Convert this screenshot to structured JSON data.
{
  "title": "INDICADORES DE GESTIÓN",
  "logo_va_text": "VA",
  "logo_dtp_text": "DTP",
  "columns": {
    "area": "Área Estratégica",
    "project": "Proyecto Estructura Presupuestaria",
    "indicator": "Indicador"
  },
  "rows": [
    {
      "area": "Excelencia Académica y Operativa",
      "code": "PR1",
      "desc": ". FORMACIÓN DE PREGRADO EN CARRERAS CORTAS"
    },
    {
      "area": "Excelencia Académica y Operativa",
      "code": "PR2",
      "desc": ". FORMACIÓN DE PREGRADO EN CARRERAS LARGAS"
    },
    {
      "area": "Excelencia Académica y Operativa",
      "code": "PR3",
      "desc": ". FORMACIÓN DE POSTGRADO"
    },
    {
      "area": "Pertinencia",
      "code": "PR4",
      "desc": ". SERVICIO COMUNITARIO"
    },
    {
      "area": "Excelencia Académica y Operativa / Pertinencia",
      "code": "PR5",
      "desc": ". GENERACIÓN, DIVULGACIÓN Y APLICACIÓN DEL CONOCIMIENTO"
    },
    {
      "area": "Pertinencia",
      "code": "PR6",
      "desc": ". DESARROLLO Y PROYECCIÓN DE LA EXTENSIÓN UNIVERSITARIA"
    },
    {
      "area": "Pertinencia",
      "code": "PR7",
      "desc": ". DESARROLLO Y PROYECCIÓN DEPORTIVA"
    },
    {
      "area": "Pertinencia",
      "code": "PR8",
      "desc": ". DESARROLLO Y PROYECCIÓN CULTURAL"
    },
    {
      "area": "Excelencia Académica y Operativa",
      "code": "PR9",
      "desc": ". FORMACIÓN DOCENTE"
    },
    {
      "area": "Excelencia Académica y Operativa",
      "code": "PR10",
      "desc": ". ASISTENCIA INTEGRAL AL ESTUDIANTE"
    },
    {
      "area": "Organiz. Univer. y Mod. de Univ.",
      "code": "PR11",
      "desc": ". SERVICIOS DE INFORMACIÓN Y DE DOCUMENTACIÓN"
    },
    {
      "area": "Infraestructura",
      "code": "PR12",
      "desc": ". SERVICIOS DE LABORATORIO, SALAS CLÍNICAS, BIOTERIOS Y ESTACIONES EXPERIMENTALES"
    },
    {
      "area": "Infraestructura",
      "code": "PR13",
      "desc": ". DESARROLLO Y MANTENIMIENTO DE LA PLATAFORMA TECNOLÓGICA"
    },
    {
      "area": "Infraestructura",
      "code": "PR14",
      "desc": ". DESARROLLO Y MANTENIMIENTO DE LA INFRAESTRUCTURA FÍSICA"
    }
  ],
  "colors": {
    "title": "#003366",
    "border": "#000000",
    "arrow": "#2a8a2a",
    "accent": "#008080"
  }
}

__Exercise directions__.
Where a line contains "MANTENIMIENTO", copy that line.

__Task answer__.
      "desc": ". DESARROLLO Y MANTENIMIENTO DE LA PLATAFORMA TECNOLÓGICA"
      "desc": ". DESARROLLO Y MANTENIMIENTO DE LA INFRAESTRUCTURA FÍSICA"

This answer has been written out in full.